-- START Records supplied --
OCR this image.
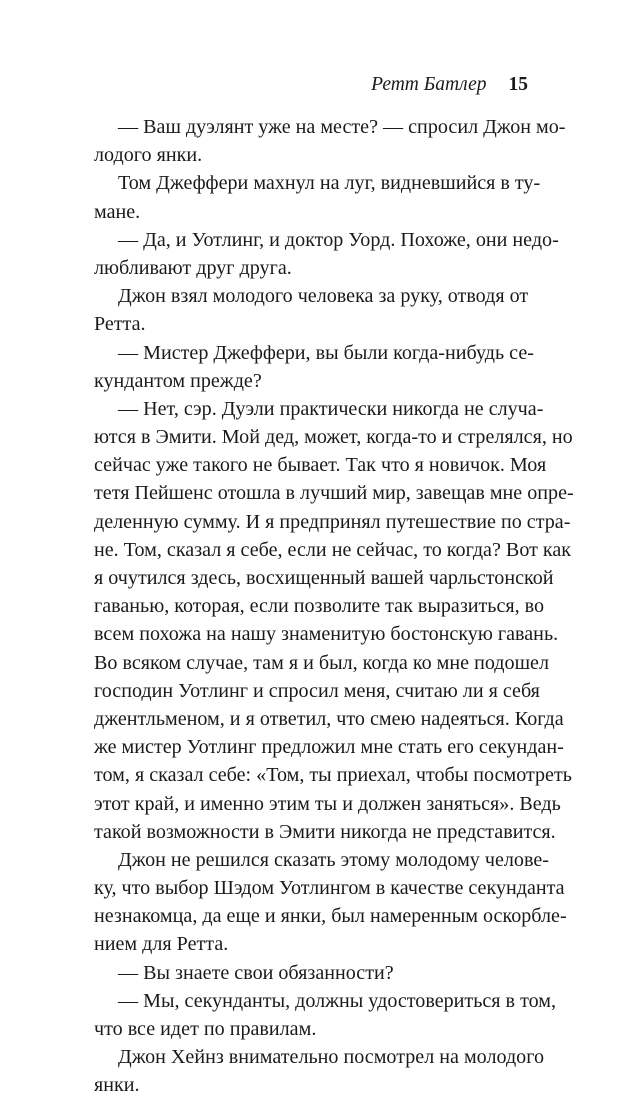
Ретт Батлер 15
— Ваш дуэлянт уже на месте? — спросил Джон мо-
лодого янки.
Том Джеффери махнул на луг, видневшийся в ту-
мане.
— Да, и Уотлинг, и доктор Уорд. Похоже, они недо-
любливают друг друга.
Джон взял молодого человека за руку, отводя от
Ретта.
— Мистер Джеффери, вы были когда-нибудь се-
кундантом прежде?
— Нет, сэр. Дуэли практически никогда не случа-
ются в Эмити. Мой дед, может, когда-то и стрелялся, но
сейчас уже такого не бывает. Так что я новичок. Моя
тетя Пейшенс отошла в лучший мир, завещав мне опре-
деленную сумму. И я предпринял путешествие по стра-
не. Том, сказал я себе, если не сейчас, то когда? Вот как
я очутился здесь, восхищенный вашей чарльстонской
гаванью, которая, если позволите так выразиться, во
всем похожа на нашу знаменитую бостонскую гавань.
Во всяком случае, там я и был, когда ко мне подошел
господин Уотлинг и спросил меня, считаю ли я себя
джентльменом, и я ответил, что смею надеяться. Когда
же мистер Уотлинг предложил мне стать его секундан-
том, я сказал себе: «Том, ты приехал, чтобы посмотреть
этот край, и именно этим ты и должен заняться». Ведь
такой возможности в Эмити никогда не представится.
Джон не решился сказать этому молодому челове-
ку, что выбор Шэдом Уотлингом в качестве секунданта
незнакомца, да еще и янки, был намеренным оскорбле-
нием для Ретта.
— Вы знаете свои обязанности?
— Мы, секунданты, должны удостовериться в том,
что все идет по правилам.
Джон Хейнз внимательно посмотрел на молодого
янки.
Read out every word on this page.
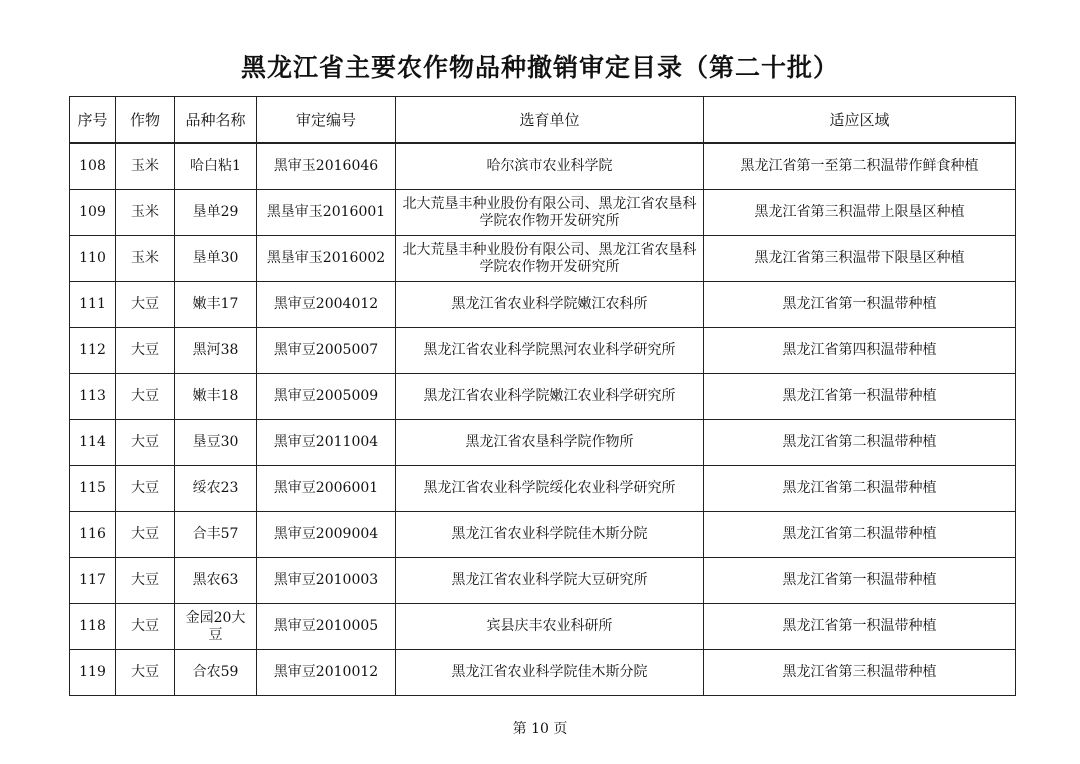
黑龙江省主要农作物品种撤销审定目录（第二十批）
序号	作物	品种名称	审定编号	选育单位	适应区域
108	玉米	哈白粘1	黑审玉2016046	哈尔滨市农业科学院	黑龙江省第一至第二积温带作鲜食种植
109	玉米	垦单29	黑垦审玉2016001	北大荒垦丰种业股份有限公司、黑龙江省农垦科学院农作物开发研究所	黑龙江省第三积温带上限垦区种植
110	玉米	垦单30	黑垦审玉2016002	北大荒垦丰种业股份有限公司、黑龙江省农垦科学院农作物开发研究所	黑龙江省第三积温带下限垦区种植
111	大豆	嫩丰17	黑审豆2004012	黑龙江省农业科学院嫩江农科所	黑龙江省第一积温带种植
112	大豆	黑河38	黑审豆2005007	黑龙江省农业科学院黑河农业科学研究所	黑龙江省第四积温带种植
113	大豆	嫩丰18	黑审豆2005009	黑龙江省农业科学院嫩江农业科学研究所	黑龙江省第一积温带种植
114	大豆	垦豆30	黑审豆2011004	黑龙江省农垦科学院作物所	黑龙江省第二积温带种植
115	大豆	绥农23	黑审豆2006001	黑龙江省农业科学院绥化农业科学研究所	黑龙江省第二积温带种植
116	大豆	合丰57	黑审豆2009004	黑龙江省农业科学院佳木斯分院	黑龙江省第二积温带种植
117	大豆	黑农63	黑审豆2010003	黑龙江省农业科学院大豆研究所	黑龙江省第一积温带种植
118	大豆	金园20大豆	黑审豆2010005	宾县庆丰农业科研所	黑龙江省第一积温带种植
119	大豆	合农59	黑审豆2010012	黑龙江省农业科学院佳木斯分院	黑龙江省第三积温带种植
第 10 页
-- END Records supplied --
Task goal: Report the number of lines in the listing above that include the word "янки", and nothing else.

The answer: 3